Problem statement =>
Write out the material exactly, without any of its pictures.

Records for processing =>
::::

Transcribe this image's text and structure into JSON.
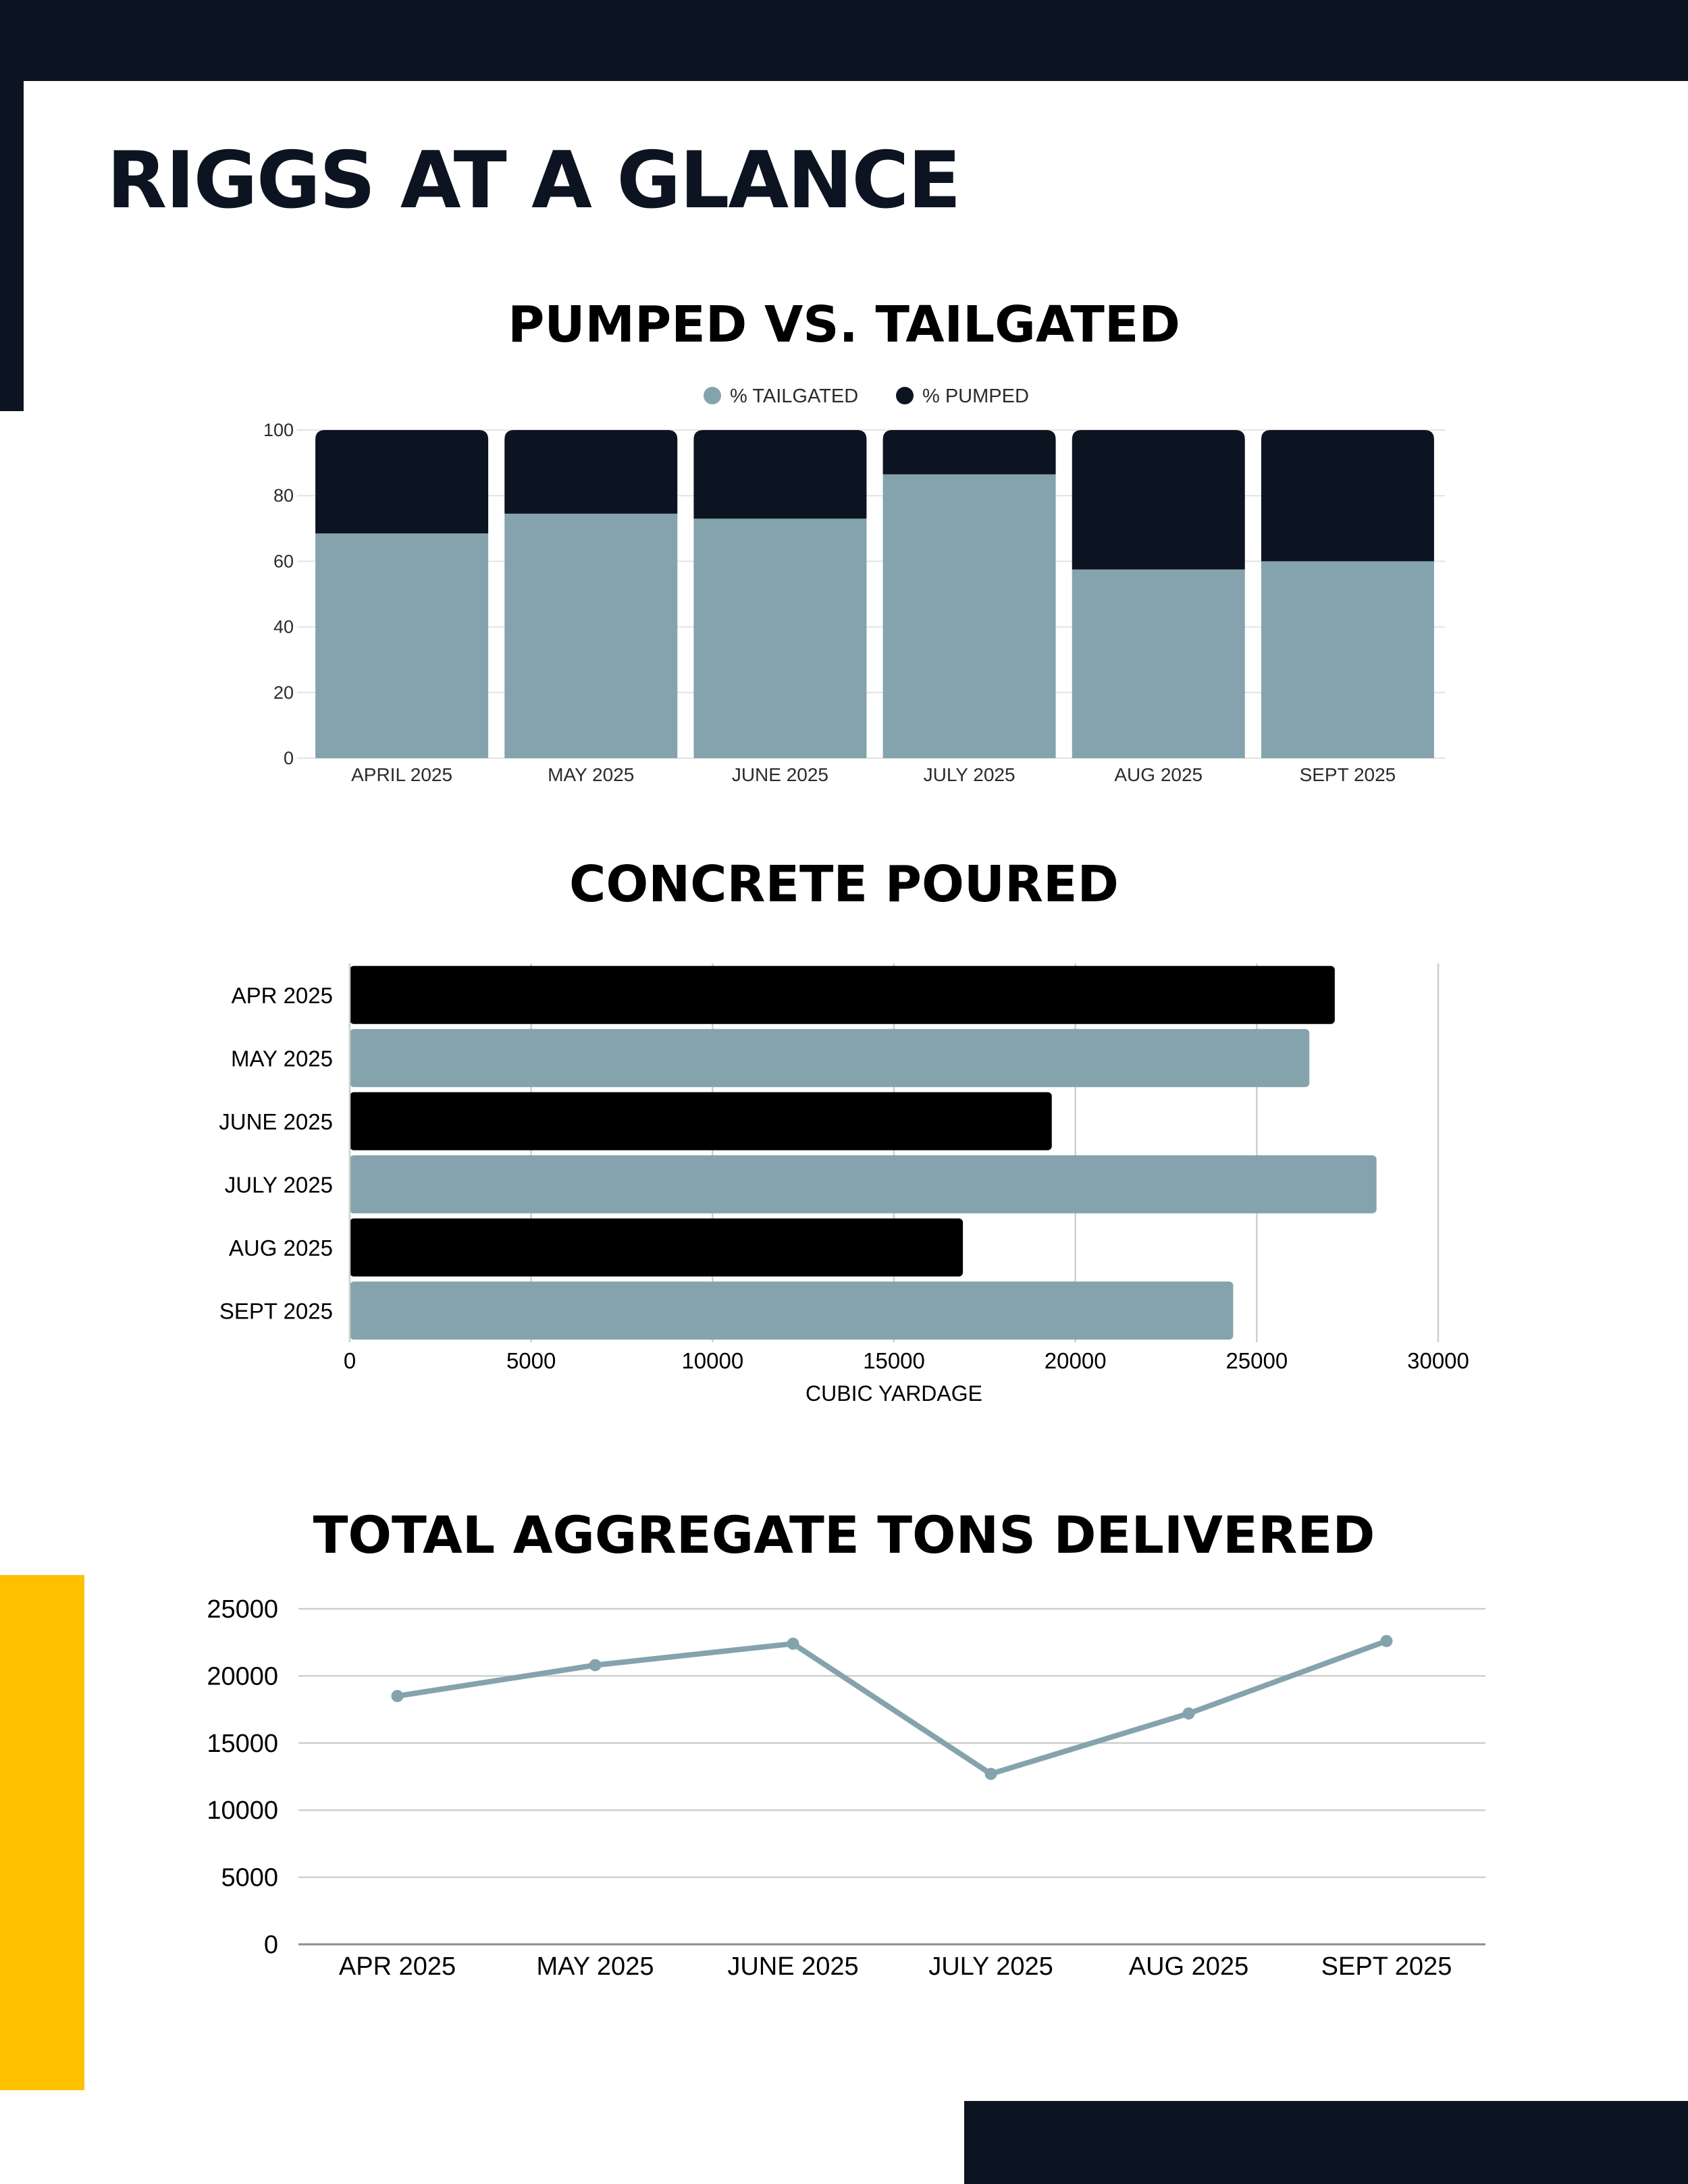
{
  "page": {
    "title": "RIGGS AT A GLANCE",
    "colors": {
      "navy": "#0d1421",
      "slate": "#84a3ad",
      "black": "#000000",
      "yellow": "#ffc000",
      "grid": "#d4d4d4"
    }
  },
  "chart_data": [
    {
      "type": "bar",
      "stacked": true,
      "title": "PUMPED VS. TAILGATED",
      "categories": [
        "APRIL 2025",
        "MAY 2025",
        "JUNE 2025",
        "JULY 2025",
        "AUG 2025",
        "SEPT 2025"
      ],
      "series": [
        {
          "name": "% TAILGATED",
          "color": "#84a3ad",
          "values": [
            68.5,
            74.5,
            73,
            86.5,
            57.5,
            60
          ]
        },
        {
          "name": "% PUMPED",
          "color": "#0d1421",
          "values": [
            31.5,
            25.5,
            27,
            13.5,
            42.5,
            40
          ]
        }
      ],
      "ylim": [
        0,
        100
      ],
      "yticks": [
        "0",
        "20",
        "40",
        "60",
        "80",
        "100"
      ],
      "legend": "top-center",
      "grid": true
    },
    {
      "type": "bar",
      "orientation": "horizontal",
      "title": "CONCRETE POURED",
      "categories": [
        "APR 2025",
        "MAY 2025",
        "JUNE 2025",
        "JULY 2025",
        "AUG 2025",
        "SEPT 2025"
      ],
      "values": [
        27150,
        26450,
        19350,
        28300,
        16900,
        24350
      ],
      "bar_colors": [
        "#000000",
        "#84a3ad",
        "#000000",
        "#84a3ad",
        "#000000",
        "#84a3ad"
      ],
      "xlabel": "CUBIC YARDAGE",
      "xlim": [
        0,
        30000
      ],
      "xticks": [
        "0",
        "5000",
        "10000",
        "15000",
        "20000",
        "25000",
        "30000"
      ],
      "grid": true
    },
    {
      "type": "line",
      "title": "TOTAL AGGREGATE TONS DELIVERED",
      "categories": [
        "APR 2025",
        "MAY 2025",
        "JUNE 2025",
        "JULY 2025",
        "AUG 2025",
        "SEPT 2025"
      ],
      "values": [
        18500,
        20800,
        22400,
        12700,
        17200,
        22600
      ],
      "color": "#84a3ad",
      "ylim": [
        0,
        25000
      ],
      "yticks": [
        "0",
        "5000",
        "10000",
        "15000",
        "20000",
        "25000"
      ],
      "grid": true
    }
  ]
}
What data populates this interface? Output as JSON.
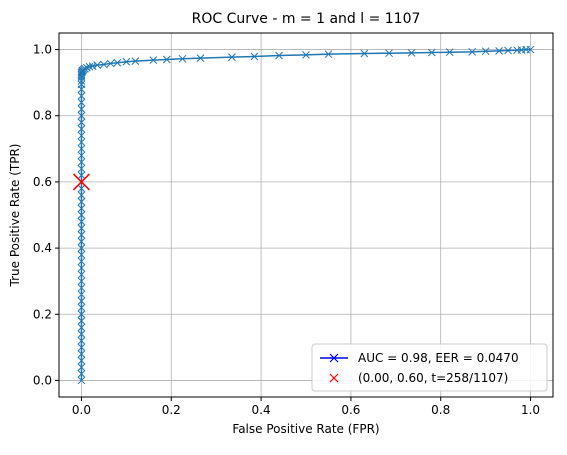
{
  "chart_data": {
    "type": "line",
    "title": "ROC Curve - m = 1 and l = 1107",
    "xlabel": "False Positive Rate (FPR)",
    "ylabel": "True Positive Rate (TPR)",
    "xlim": [
      -0.05,
      1.05
    ],
    "ylim": [
      -0.05,
      1.05
    ],
    "xticks": [
      0.0,
      0.2,
      0.4,
      0.6,
      0.8,
      1.0
    ],
    "yticks": [
      0.0,
      0.2,
      0.4,
      0.6,
      0.8,
      1.0
    ],
    "xtick_labels": [
      "0.0",
      "0.2",
      "0.4",
      "0.6",
      "0.8",
      "1.0"
    ],
    "ytick_labels": [
      "0.0",
      "0.2",
      "0.4",
      "0.6",
      "0.8",
      "1.0"
    ],
    "grid": true,
    "legend_position": "lower-right",
    "colors": {
      "curve": "#1f77b4",
      "legend_curve": "#0000ff",
      "marker_point": "#ff0000"
    },
    "series": [
      {
        "name": "AUC = 0.98, EER = 0.0470",
        "marker": "x",
        "x": [
          0.0,
          0.0,
          0.0,
          0.0,
          0.0,
          0.0,
          0.0,
          0.0,
          0.0,
          0.0,
          0.0,
          0.0,
          0.0,
          0.0,
          0.0,
          0.0,
          0.0,
          0.0,
          0.0,
          0.0,
          0.0,
          0.0,
          0.0,
          0.0,
          0.0,
          0.0,
          0.0,
          0.0,
          0.0,
          0.0,
          0.0,
          0.0,
          0.0,
          0.0,
          0.0,
          0.0,
          0.0,
          0.0,
          0.0,
          0.0,
          0.0,
          0.0,
          0.0,
          0.0,
          0.0,
          0.0,
          0.0,
          0.0,
          0.0,
          0.0,
          0.0,
          0.001,
          0.002,
          0.003,
          0.005,
          0.008,
          0.012,
          0.018,
          0.025,
          0.035,
          0.05,
          0.065,
          0.08,
          0.1,
          0.12,
          0.16,
          0.19,
          0.225,
          0.265,
          0.335,
          0.385,
          0.44,
          0.5,
          0.55,
          0.63,
          0.685,
          0.735,
          0.78,
          0.82,
          0.87,
          0.9,
          0.93,
          0.95,
          0.97,
          0.98,
          0.99,
          1.0
        ],
        "y": [
          0.0,
          0.02,
          0.04,
          0.06,
          0.08,
          0.1,
          0.12,
          0.14,
          0.16,
          0.18,
          0.2,
          0.22,
          0.24,
          0.26,
          0.28,
          0.3,
          0.32,
          0.34,
          0.36,
          0.38,
          0.4,
          0.42,
          0.44,
          0.46,
          0.48,
          0.5,
          0.52,
          0.54,
          0.56,
          0.58,
          0.6,
          0.62,
          0.64,
          0.66,
          0.68,
          0.7,
          0.72,
          0.74,
          0.76,
          0.78,
          0.8,
          0.82,
          0.84,
          0.86,
          0.88,
          0.895,
          0.905,
          0.915,
          0.92,
          0.925,
          0.93,
          0.932,
          0.935,
          0.937,
          0.94,
          0.942,
          0.945,
          0.948,
          0.95,
          0.953,
          0.955,
          0.958,
          0.96,
          0.963,
          0.965,
          0.968,
          0.97,
          0.972,
          0.974,
          0.977,
          0.979,
          0.982,
          0.984,
          0.986,
          0.988,
          0.989,
          0.99,
          0.991,
          0.992,
          0.993,
          0.995,
          0.996,
          0.997,
          0.998,
          0.999,
          1.0,
          1.0
        ]
      },
      {
        "name": "(0.00, 0.60, t=258/1107)",
        "marker": "x",
        "x": [
          0.0
        ],
        "y": [
          0.6
        ]
      }
    ]
  }
}
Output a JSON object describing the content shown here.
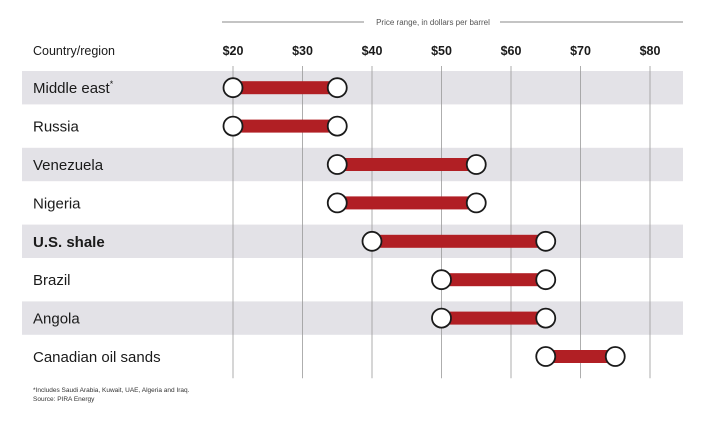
{
  "chart_data": {
    "type": "range",
    "axis_title": "Price range, in dollars per barrel",
    "category_header": "Country/region",
    "ticks": [
      20,
      30,
      40,
      50,
      60,
      70,
      80
    ],
    "tick_labels": [
      "$20",
      "$30",
      "$40",
      "$50",
      "$60",
      "$70",
      "$80"
    ],
    "xlim": [
      20,
      80
    ],
    "rows": [
      {
        "label": "Middle east",
        "marker": "*",
        "low": 20,
        "high": 35,
        "bold": false
      },
      {
        "label": "Russia",
        "low": 20,
        "high": 35,
        "bold": false
      },
      {
        "label": "Venezuela",
        "low": 35,
        "high": 55,
        "bold": false
      },
      {
        "label": "Nigeria",
        "low": 35,
        "high": 55,
        "bold": false
      },
      {
        "label": "U.S. shale",
        "low": 40,
        "high": 65,
        "bold": true
      },
      {
        "label": "Brazil",
        "low": 50,
        "high": 65,
        "bold": false
      },
      {
        "label": "Angola",
        "low": 50,
        "high": 65,
        "bold": false
      },
      {
        "label": "Canadian oil sands",
        "low": 65,
        "high": 75,
        "bold": false
      }
    ],
    "footnotes": [
      "*Includes Saudi Arabia, Kuwait, UAE, Algeria and Iraq.",
      "Source: PIRA Energy"
    ],
    "colors": {
      "bar": "#b11f24",
      "band": "#e3e2e7",
      "marker_fill": "#ffffff",
      "marker_stroke": "#1a1a1a"
    }
  }
}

::::

Result =>
Transcribe this image's text and structure into JSON.
{
  "page": {
    "title": "RIGGS AT A GLANCE",
    "colors": {
      "navy": "#0d1421",
      "slate": "#84a3ad",
      "black": "#000000",
      "yellow": "#ffc000",
      "grid": "#d4d4d4"
    }
  },
  "chart_data": [
    {
      "type": "bar",
      "stacked": true,
      "title": "PUMPED VS. TAILGATED",
      "categories": [
        "APRIL 2025",
        "MAY 2025",
        "JUNE 2025",
        "JULY 2025",
        "AUG 2025",
        "SEPT 2025"
      ],
      "series": [
        {
          "name": "% TAILGATED",
          "color": "#84a3ad",
          "values": [
            68.5,
            74.5,
            73,
            86.5,
            57.5,
            60
          ]
        },
        {
          "name": "% PUMPED",
          "color": "#0d1421",
          "values": [
            31.5,
            25.5,
            27,
            13.5,
            42.5,
            40
          ]
        }
      ],
      "ylim": [
        0,
        100
      ],
      "yticks": [
        "0",
        "20",
        "40",
        "60",
        "80",
        "100"
      ],
      "legend": "top-center",
      "grid": true
    },
    {
      "type": "bar",
      "orientation": "horizontal",
      "title": "CONCRETE POURED",
      "categories": [
        "APR 2025",
        "MAY 2025",
        "JUNE 2025",
        "JULY 2025",
        "AUG 2025",
        "SEPT 2025"
      ],
      "values": [
        27150,
        26450,
        19350,
        28300,
        16900,
        24350
      ],
      "bar_colors": [
        "#000000",
        "#84a3ad",
        "#000000",
        "#84a3ad",
        "#000000",
        "#84a3ad"
      ],
      "xlabel": "CUBIC YARDAGE",
      "xlim": [
        0,
        30000
      ],
      "xticks": [
        "0",
        "5000",
        "10000",
        "15000",
        "20000",
        "25000",
        "30000"
      ],
      "grid": true
    },
    {
      "type": "line",
      "title": "TOTAL AGGREGATE TONS DELIVERED",
      "categories": [
        "APR 2025",
        "MAY 2025",
        "JUNE 2025",
        "JULY 2025",
        "AUG 2025",
        "SEPT 2025"
      ],
      "values": [
        18500,
        20800,
        22400,
        12700,
        17200,
        22600
      ],
      "color": "#84a3ad",
      "ylim": [
        0,
        25000
      ],
      "yticks": [
        "0",
        "5000",
        "10000",
        "15000",
        "20000",
        "25000"
      ],
      "grid": true
    }
  ]
}
What data populates this interface? Output as JSON.
{
  "chart_data": {
    "type": "line",
    "title": "ROC Curve - m = 1 and l = 1107",
    "xlabel": "False Positive Rate (FPR)",
    "ylabel": "True Positive Rate (TPR)",
    "xlim": [
      -0.05,
      1.05
    ],
    "ylim": [
      -0.05,
      1.05
    ],
    "xticks": [
      0.0,
      0.2,
      0.4,
      0.6,
      0.8,
      1.0
    ],
    "yticks": [
      0.0,
      0.2,
      0.4,
      0.6,
      0.8,
      1.0
    ],
    "xtick_labels": [
      "0.0",
      "0.2",
      "0.4",
      "0.6",
      "0.8",
      "1.0"
    ],
    "ytick_labels": [
      "0.0",
      "0.2",
      "0.4",
      "0.6",
      "0.8",
      "1.0"
    ],
    "grid": true,
    "legend_position": "lower-right",
    "colors": {
      "curve": "#1f77b4",
      "legend_curve": "#0000ff",
      "marker_point": "#ff0000"
    },
    "series": [
      {
        "name": "AUC = 0.98, EER = 0.0470",
        "marker": "x",
        "x": [
          0.0,
          0.0,
          0.0,
          0.0,
          0.0,
          0.0,
          0.0,
          0.0,
          0.0,
          0.0,
          0.0,
          0.0,
          0.0,
          0.0,
          0.0,
          0.0,
          0.0,
          0.0,
          0.0,
          0.0,
          0.0,
          0.0,
          0.0,
          0.0,
          0.0,
          0.0,
          0.0,
          0.0,
          0.0,
          0.0,
          0.0,
          0.0,
          0.0,
          0.0,
          0.0,
          0.0,
          0.0,
          0.0,
          0.0,
          0.0,
          0.0,
          0.0,
          0.0,
          0.0,
          0.0,
          0.0,
          0.0,
          0.0,
          0.0,
          0.0,
          0.0,
          0.001,
          0.002,
          0.003,
          0.005,
          0.008,
          0.012,
          0.018,
          0.025,
          0.035,
          0.05,
          0.065,
          0.08,
          0.1,
          0.12,
          0.16,
          0.19,
          0.225,
          0.265,
          0.335,
          0.385,
          0.44,
          0.5,
          0.55,
          0.63,
          0.685,
          0.735,
          0.78,
          0.82,
          0.87,
          0.9,
          0.93,
          0.95,
          0.97,
          0.98,
          0.99,
          1.0
        ],
        "y": [
          0.0,
          0.02,
          0.04,
          0.06,
          0.08,
          0.1,
          0.12,
          0.14,
          0.16,
          0.18,
          0.2,
          0.22,
          0.24,
          0.26,
          0.28,
          0.3,
          0.32,
          0.34,
          0.36,
          0.38,
          0.4,
          0.42,
          0.44,
          0.46,
          0.48,
          0.5,
          0.52,
          0.54,
          0.56,
          0.58,
          0.6,
          0.62,
          0.64,
          0.66,
          0.68,
          0.7,
          0.72,
          0.74,
          0.76,
          0.78,
          0.8,
          0.82,
          0.84,
          0.86,
          0.88,
          0.895,
          0.905,
          0.915,
          0.92,
          0.925,
          0.93,
          0.932,
          0.935,
          0.937,
          0.94,
          0.942,
          0.945,
          0.948,
          0.95,
          0.953,
          0.955,
          0.958,
          0.96,
          0.963,
          0.965,
          0.968,
          0.97,
          0.972,
          0.974,
          0.977,
          0.979,
          0.982,
          0.984,
          0.986,
          0.988,
          0.989,
          0.99,
          0.991,
          0.992,
          0.993,
          0.995,
          0.996,
          0.997,
          0.998,
          0.999,
          1.0,
          1.0
        ]
      },
      {
        "name": "(0.00, 0.60, t=258/1107)",
        "marker": "x",
        "x": [
          0.0
        ],
        "y": [
          0.6
        ]
      }
    ]
  }
}
Output a JSON object describing the content shown here.
{
  "chart_data": {
    "type": "range",
    "axis_title": "Price range, in dollars per barrel",
    "category_header": "Country/region",
    "ticks": [
      20,
      30,
      40,
      50,
      60,
      70,
      80
    ],
    "tick_labels": [
      "$20",
      "$30",
      "$40",
      "$50",
      "$60",
      "$70",
      "$80"
    ],
    "xlim": [
      20,
      80
    ],
    "rows": [
      {
        "label": "Middle east",
        "marker": "*",
        "low": 20,
        "high": 35,
        "bold": false
      },
      {
        "label": "Russia",
        "low": 20,
        "high": 35,
        "bold": false
      },
      {
        "label": "Venezuela",
        "low": 35,
        "high": 55,
        "bold": false
      },
      {
        "label": "Nigeria",
        "low": 35,
        "high": 55,
        "bold": false
      },
      {
        "label": "U.S. shale",
        "low": 40,
        "high": 65,
        "bold": true
      },
      {
        "label": "Brazil",
        "low": 50,
        "high": 65,
        "bold": false
      },
      {
        "label": "Angola",
        "low": 50,
        "high": 65,
        "bold": false
      },
      {
        "label": "Canadian oil sands",
        "low": 65,
        "high": 75,
        "bold": false
      }
    ],
    "footnotes": [
      "*Includes Saudi Arabia, Kuwait, UAE, Algeria and Iraq.",
      "Source: PIRA Energy"
    ],
    "colors": {
      "bar": "#b11f24",
      "band": "#e3e2e7",
      "marker_fill": "#ffffff",
      "marker_stroke": "#1a1a1a"
    }
  }
}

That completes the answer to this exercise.